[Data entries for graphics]
┌────────
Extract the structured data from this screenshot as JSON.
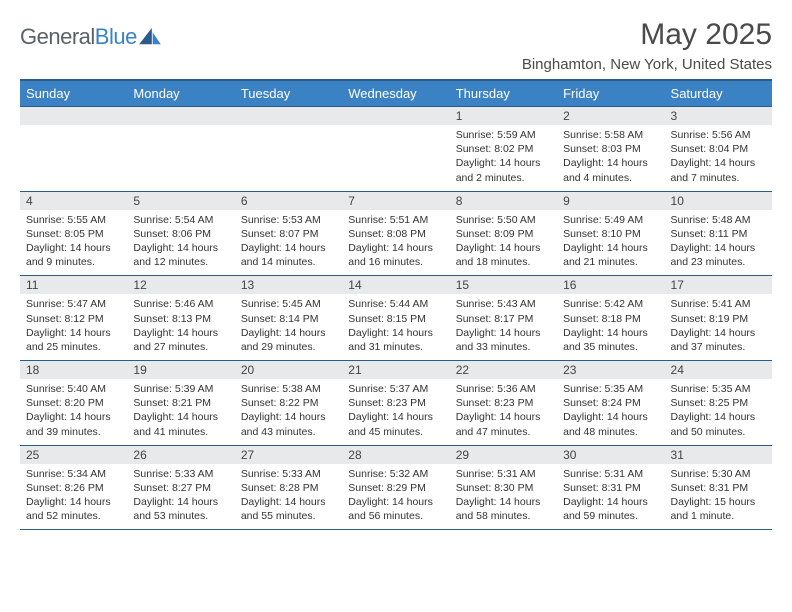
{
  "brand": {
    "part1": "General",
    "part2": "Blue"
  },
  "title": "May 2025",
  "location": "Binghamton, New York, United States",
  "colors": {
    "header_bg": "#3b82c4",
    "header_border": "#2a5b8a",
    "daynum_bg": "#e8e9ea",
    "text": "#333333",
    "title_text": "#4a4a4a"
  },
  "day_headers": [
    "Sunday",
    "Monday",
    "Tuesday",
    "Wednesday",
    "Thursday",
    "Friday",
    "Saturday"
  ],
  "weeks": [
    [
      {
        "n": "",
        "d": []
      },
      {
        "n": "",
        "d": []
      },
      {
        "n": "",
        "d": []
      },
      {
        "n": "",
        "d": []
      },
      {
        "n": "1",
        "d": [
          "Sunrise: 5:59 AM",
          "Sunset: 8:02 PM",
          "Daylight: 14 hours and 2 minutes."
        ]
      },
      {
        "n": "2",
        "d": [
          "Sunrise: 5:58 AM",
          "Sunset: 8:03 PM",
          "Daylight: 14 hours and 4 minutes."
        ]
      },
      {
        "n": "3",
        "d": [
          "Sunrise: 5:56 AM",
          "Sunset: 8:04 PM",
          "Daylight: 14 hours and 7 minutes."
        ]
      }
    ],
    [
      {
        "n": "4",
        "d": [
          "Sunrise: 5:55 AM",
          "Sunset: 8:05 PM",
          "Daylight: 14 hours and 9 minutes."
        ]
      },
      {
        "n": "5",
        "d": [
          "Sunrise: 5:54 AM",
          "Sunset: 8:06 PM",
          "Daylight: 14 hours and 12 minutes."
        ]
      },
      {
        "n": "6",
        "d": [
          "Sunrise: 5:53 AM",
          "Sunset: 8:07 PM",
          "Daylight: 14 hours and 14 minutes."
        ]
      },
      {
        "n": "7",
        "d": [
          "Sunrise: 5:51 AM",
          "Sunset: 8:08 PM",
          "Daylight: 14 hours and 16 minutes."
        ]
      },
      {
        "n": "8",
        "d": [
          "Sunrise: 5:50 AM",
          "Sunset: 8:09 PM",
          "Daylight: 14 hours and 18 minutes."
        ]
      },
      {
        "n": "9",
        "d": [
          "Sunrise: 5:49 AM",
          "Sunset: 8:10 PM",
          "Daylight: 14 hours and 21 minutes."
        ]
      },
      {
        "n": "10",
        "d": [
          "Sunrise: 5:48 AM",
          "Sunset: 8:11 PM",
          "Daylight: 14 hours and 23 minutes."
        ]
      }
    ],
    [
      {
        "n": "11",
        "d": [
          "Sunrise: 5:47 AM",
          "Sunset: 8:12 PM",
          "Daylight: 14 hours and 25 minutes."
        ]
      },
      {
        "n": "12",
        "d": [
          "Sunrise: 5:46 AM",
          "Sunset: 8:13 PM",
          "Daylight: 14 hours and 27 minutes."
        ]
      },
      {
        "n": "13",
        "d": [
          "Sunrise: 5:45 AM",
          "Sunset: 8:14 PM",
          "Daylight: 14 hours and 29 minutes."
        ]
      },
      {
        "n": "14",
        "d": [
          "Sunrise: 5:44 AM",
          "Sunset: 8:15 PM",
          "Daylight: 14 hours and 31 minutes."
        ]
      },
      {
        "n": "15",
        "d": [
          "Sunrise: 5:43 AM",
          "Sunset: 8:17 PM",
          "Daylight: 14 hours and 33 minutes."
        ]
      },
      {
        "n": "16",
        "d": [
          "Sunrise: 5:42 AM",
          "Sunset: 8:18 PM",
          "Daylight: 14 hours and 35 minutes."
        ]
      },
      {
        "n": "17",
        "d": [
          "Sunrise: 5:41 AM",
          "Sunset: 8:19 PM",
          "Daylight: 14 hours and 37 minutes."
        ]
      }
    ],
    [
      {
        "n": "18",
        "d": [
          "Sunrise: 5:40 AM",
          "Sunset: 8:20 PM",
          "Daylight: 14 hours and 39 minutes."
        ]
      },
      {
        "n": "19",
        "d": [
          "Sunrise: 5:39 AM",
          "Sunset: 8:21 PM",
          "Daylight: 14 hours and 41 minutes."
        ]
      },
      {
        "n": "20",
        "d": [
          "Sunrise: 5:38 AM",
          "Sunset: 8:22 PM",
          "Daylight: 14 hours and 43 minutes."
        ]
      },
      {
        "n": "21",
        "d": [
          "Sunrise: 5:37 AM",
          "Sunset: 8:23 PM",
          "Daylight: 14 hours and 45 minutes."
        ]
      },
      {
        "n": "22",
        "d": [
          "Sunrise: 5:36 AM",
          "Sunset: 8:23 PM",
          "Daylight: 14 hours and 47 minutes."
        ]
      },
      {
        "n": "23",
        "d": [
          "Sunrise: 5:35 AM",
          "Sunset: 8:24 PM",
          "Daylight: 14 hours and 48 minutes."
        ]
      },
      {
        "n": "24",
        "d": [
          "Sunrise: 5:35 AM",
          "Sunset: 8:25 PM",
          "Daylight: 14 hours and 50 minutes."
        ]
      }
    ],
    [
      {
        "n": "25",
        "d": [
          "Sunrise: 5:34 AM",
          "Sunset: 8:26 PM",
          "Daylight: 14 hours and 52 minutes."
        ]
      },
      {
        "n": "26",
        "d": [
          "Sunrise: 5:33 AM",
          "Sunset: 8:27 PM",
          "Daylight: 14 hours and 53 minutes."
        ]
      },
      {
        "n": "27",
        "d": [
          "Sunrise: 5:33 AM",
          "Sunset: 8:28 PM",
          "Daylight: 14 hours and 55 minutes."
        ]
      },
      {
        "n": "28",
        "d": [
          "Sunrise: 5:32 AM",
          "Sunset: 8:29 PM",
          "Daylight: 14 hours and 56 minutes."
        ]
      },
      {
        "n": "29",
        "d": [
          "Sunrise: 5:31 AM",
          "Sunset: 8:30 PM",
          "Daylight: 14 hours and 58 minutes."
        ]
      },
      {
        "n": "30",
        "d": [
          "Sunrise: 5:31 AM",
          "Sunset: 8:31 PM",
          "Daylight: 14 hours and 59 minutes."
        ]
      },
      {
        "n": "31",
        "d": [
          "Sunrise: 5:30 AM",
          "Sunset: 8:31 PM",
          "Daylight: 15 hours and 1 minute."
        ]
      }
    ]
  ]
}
└────────
Keep every word of the data as it is when you write it out, but drop the pictures.

### SOLUTION FOR THIS EXERCISE
Extract the structured data from this screenshot as JSON.
{
  "brand": {
    "part1": "General",
    "part2": "Blue"
  },
  "title": "May 2025",
  "location": "Binghamton, New York, United States",
  "colors": {
    "header_bg": "#3b82c4",
    "header_border": "#2a5b8a",
    "daynum_bg": "#e8e9ea",
    "text": "#333333",
    "title_text": "#4a4a4a"
  },
  "day_headers": [
    "Sunday",
    "Monday",
    "Tuesday",
    "Wednesday",
    "Thursday",
    "Friday",
    "Saturday"
  ],
  "weeks": [
    [
      {
        "n": "",
        "d": []
      },
      {
        "n": "",
        "d": []
      },
      {
        "n": "",
        "d": []
      },
      {
        "n": "",
        "d": []
      },
      {
        "n": "1",
        "d": [
          "Sunrise: 5:59 AM",
          "Sunset: 8:02 PM",
          "Daylight: 14 hours and 2 minutes."
        ]
      },
      {
        "n": "2",
        "d": [
          "Sunrise: 5:58 AM",
          "Sunset: 8:03 PM",
          "Daylight: 14 hours and 4 minutes."
        ]
      },
      {
        "n": "3",
        "d": [
          "Sunrise: 5:56 AM",
          "Sunset: 8:04 PM",
          "Daylight: 14 hours and 7 minutes."
        ]
      }
    ],
    [
      {
        "n": "4",
        "d": [
          "Sunrise: 5:55 AM",
          "Sunset: 8:05 PM",
          "Daylight: 14 hours and 9 minutes."
        ]
      },
      {
        "n": "5",
        "d": [
          "Sunrise: 5:54 AM",
          "Sunset: 8:06 PM",
          "Daylight: 14 hours and 12 minutes."
        ]
      },
      {
        "n": "6",
        "d": [
          "Sunrise: 5:53 AM",
          "Sunset: 8:07 PM",
          "Daylight: 14 hours and 14 minutes."
        ]
      },
      {
        "n": "7",
        "d": [
          "Sunrise: 5:51 AM",
          "Sunset: 8:08 PM",
          "Daylight: 14 hours and 16 minutes."
        ]
      },
      {
        "n": "8",
        "d": [
          "Sunrise: 5:50 AM",
          "Sunset: 8:09 PM",
          "Daylight: 14 hours and 18 minutes."
        ]
      },
      {
        "n": "9",
        "d": [
          "Sunrise: 5:49 AM",
          "Sunset: 8:10 PM",
          "Daylight: 14 hours and 21 minutes."
        ]
      },
      {
        "n": "10",
        "d": [
          "Sunrise: 5:48 AM",
          "Sunset: 8:11 PM",
          "Daylight: 14 hours and 23 minutes."
        ]
      }
    ],
    [
      {
        "n": "11",
        "d": [
          "Sunrise: 5:47 AM",
          "Sunset: 8:12 PM",
          "Daylight: 14 hours and 25 minutes."
        ]
      },
      {
        "n": "12",
        "d": [
          "Sunrise: 5:46 AM",
          "Sunset: 8:13 PM",
          "Daylight: 14 hours and 27 minutes."
        ]
      },
      {
        "n": "13",
        "d": [
          "Sunrise: 5:45 AM",
          "Sunset: 8:14 PM",
          "Daylight: 14 hours and 29 minutes."
        ]
      },
      {
        "n": "14",
        "d": [
          "Sunrise: 5:44 AM",
          "Sunset: 8:15 PM",
          "Daylight: 14 hours and 31 minutes."
        ]
      },
      {
        "n": "15",
        "d": [
          "Sunrise: 5:43 AM",
          "Sunset: 8:17 PM",
          "Daylight: 14 hours and 33 minutes."
        ]
      },
      {
        "n": "16",
        "d": [
          "Sunrise: 5:42 AM",
          "Sunset: 8:18 PM",
          "Daylight: 14 hours and 35 minutes."
        ]
      },
      {
        "n": "17",
        "d": [
          "Sunrise: 5:41 AM",
          "Sunset: 8:19 PM",
          "Daylight: 14 hours and 37 minutes."
        ]
      }
    ],
    [
      {
        "n": "18",
        "d": [
          "Sunrise: 5:40 AM",
          "Sunset: 8:20 PM",
          "Daylight: 14 hours and 39 minutes."
        ]
      },
      {
        "n": "19",
        "d": [
          "Sunrise: 5:39 AM",
          "Sunset: 8:21 PM",
          "Daylight: 14 hours and 41 minutes."
        ]
      },
      {
        "n": "20",
        "d": [
          "Sunrise: 5:38 AM",
          "Sunset: 8:22 PM",
          "Daylight: 14 hours and 43 minutes."
        ]
      },
      {
        "n": "21",
        "d": [
          "Sunrise: 5:37 AM",
          "Sunset: 8:23 PM",
          "Daylight: 14 hours and 45 minutes."
        ]
      },
      {
        "n": "22",
        "d": [
          "Sunrise: 5:36 AM",
          "Sunset: 8:23 PM",
          "Daylight: 14 hours and 47 minutes."
        ]
      },
      {
        "n": "23",
        "d": [
          "Sunrise: 5:35 AM",
          "Sunset: 8:24 PM",
          "Daylight: 14 hours and 48 minutes."
        ]
      },
      {
        "n": "24",
        "d": [
          "Sunrise: 5:35 AM",
          "Sunset: 8:25 PM",
          "Daylight: 14 hours and 50 minutes."
        ]
      }
    ],
    [
      {
        "n": "25",
        "d": [
          "Sunrise: 5:34 AM",
          "Sunset: 8:26 PM",
          "Daylight: 14 hours and 52 minutes."
        ]
      },
      {
        "n": "26",
        "d": [
          "Sunrise: 5:33 AM",
          "Sunset: 8:27 PM",
          "Daylight: 14 hours and 53 minutes."
        ]
      },
      {
        "n": "27",
        "d": [
          "Sunrise: 5:33 AM",
          "Sunset: 8:28 PM",
          "Daylight: 14 hours and 55 minutes."
        ]
      },
      {
        "n": "28",
        "d": [
          "Sunrise: 5:32 AM",
          "Sunset: 8:29 PM",
          "Daylight: 14 hours and 56 minutes."
        ]
      },
      {
        "n": "29",
        "d": [
          "Sunrise: 5:31 AM",
          "Sunset: 8:30 PM",
          "Daylight: 14 hours and 58 minutes."
        ]
      },
      {
        "n": "30",
        "d": [
          "Sunrise: 5:31 AM",
          "Sunset: 8:31 PM",
          "Daylight: 14 hours and 59 minutes."
        ]
      },
      {
        "n": "31",
        "d": [
          "Sunrise: 5:30 AM",
          "Sunset: 8:31 PM",
          "Daylight: 15 hours and 1 minute."
        ]
      }
    ]
  ]
}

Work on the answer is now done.